Take each line that has the word "crarum" and return it.
═══
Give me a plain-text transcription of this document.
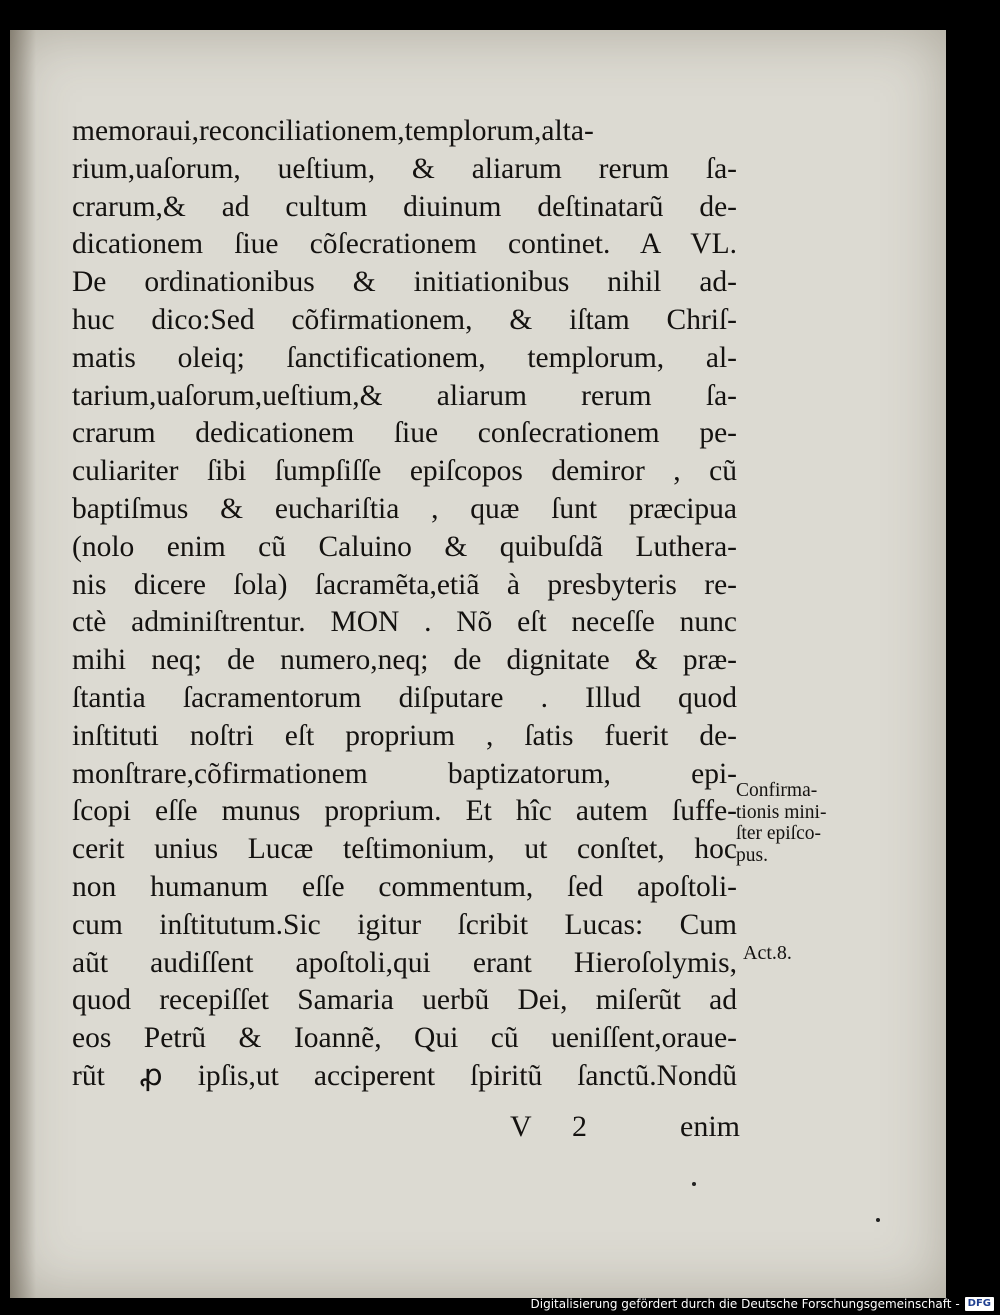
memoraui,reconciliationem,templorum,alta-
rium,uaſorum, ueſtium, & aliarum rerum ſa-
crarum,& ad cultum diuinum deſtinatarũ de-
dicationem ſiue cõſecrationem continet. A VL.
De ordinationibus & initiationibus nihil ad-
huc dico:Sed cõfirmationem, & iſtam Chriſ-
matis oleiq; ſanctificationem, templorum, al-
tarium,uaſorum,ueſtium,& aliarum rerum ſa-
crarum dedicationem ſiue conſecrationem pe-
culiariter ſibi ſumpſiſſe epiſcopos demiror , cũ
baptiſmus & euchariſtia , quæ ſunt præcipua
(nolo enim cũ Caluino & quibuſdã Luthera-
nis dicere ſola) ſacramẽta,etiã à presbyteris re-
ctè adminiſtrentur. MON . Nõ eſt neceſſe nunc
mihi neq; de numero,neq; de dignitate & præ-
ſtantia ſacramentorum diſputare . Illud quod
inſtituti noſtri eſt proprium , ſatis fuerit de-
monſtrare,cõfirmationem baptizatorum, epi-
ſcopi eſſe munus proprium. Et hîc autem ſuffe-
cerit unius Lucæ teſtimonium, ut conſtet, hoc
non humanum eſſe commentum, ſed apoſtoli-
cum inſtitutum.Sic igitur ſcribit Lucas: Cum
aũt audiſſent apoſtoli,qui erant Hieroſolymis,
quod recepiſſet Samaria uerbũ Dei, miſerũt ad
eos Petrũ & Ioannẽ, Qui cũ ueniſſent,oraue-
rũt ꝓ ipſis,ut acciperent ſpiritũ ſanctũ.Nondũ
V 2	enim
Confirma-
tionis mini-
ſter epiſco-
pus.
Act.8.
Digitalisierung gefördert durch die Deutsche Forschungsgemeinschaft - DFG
═══
■ Correct response
crarum,& ad cultum diuinum deſtinatarũ de-
crarum dedicationem ſiue conſecrationem pe-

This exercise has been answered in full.